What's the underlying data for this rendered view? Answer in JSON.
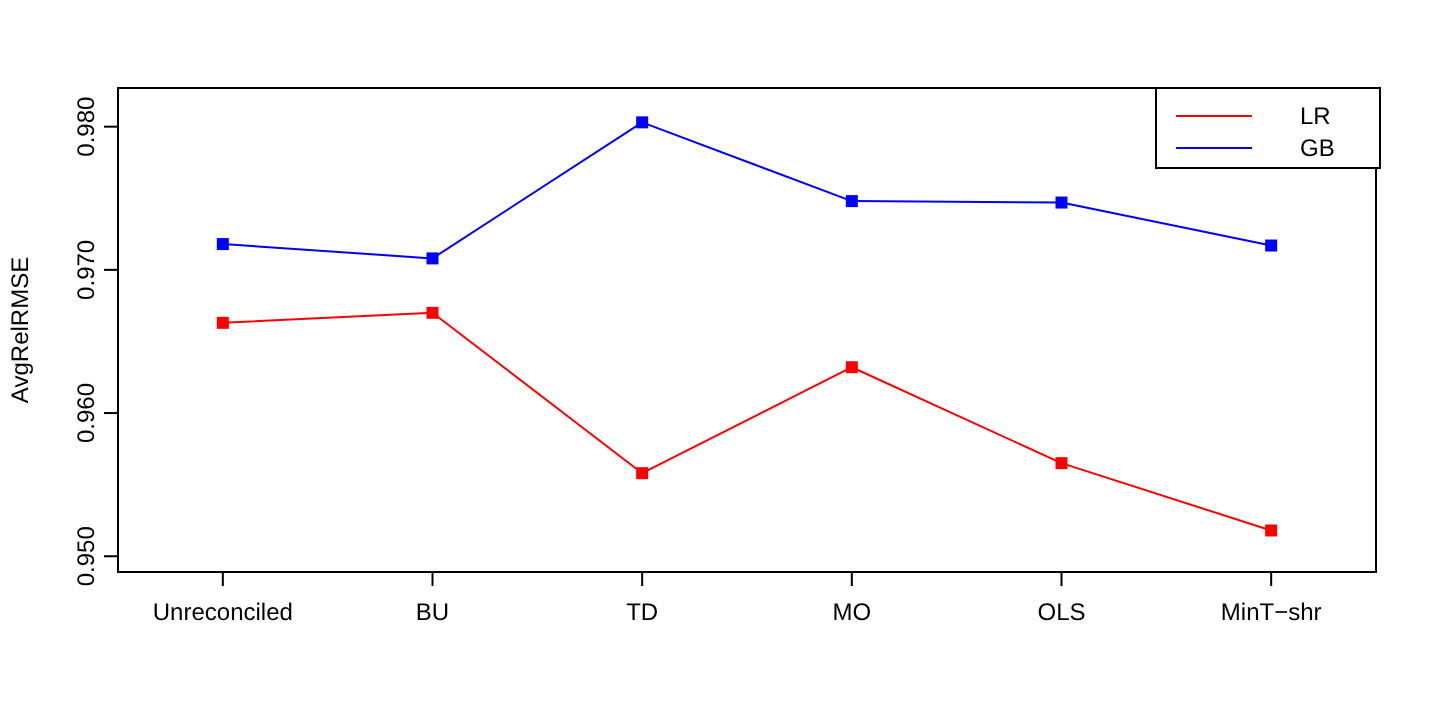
{
  "chart_data": {
    "type": "line",
    "ylabel": "AvgRelRMSE",
    "categories": [
      "Unreconciled",
      "BU",
      "TD",
      "MO",
      "OLS",
      "MinT−shr"
    ],
    "series": [
      {
        "name": "LR",
        "color": "#ff0000",
        "values": [
          0.9663,
          0.967,
          0.9558,
          0.9632,
          0.9565,
          0.9518
        ]
      },
      {
        "name": "GB",
        "color": "#0000ff",
        "values": [
          0.9718,
          0.9708,
          0.9803,
          0.9748,
          0.9747,
          0.9717
        ]
      }
    ],
    "ylim": [
      0.9489,
      0.9827
    ],
    "yticks": [
      {
        "value": 0.95,
        "label": "0.950"
      },
      {
        "value": 0.96,
        "label": "0.960"
      },
      {
        "value": 0.97,
        "label": "0.970"
      },
      {
        "value": 0.98,
        "label": "0.980"
      }
    ],
    "marker": "square",
    "line_style": "solid",
    "legend": "top right",
    "grid": false
  }
}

——————————

- The request -
Write out the data precisely as given, excluding the pictures.

- Written answer -
What's the underlying data for this rendered view? Answer in JSON.
{
  "chart_data": {
    "type": "line",
    "ylabel": "AvgRelRMSE",
    "categories": [
      "Unreconciled",
      "BU",
      "TD",
      "MO",
      "OLS",
      "MinT−shr"
    ],
    "series": [
      {
        "name": "LR",
        "color": "#ff0000",
        "values": [
          0.9663,
          0.967,
          0.9558,
          0.9632,
          0.9565,
          0.9518
        ]
      },
      {
        "name": "GB",
        "color": "#0000ff",
        "values": [
          0.9718,
          0.9708,
          0.9803,
          0.9748,
          0.9747,
          0.9717
        ]
      }
    ],
    "ylim": [
      0.9489,
      0.9827
    ],
    "yticks": [
      {
        "value": 0.95,
        "label": "0.950"
      },
      {
        "value": 0.96,
        "label": "0.960"
      },
      {
        "value": 0.97,
        "label": "0.970"
      },
      {
        "value": 0.98,
        "label": "0.980"
      }
    ],
    "marker": "square",
    "line_style": "solid",
    "legend": "top right",
    "grid": false
  }
}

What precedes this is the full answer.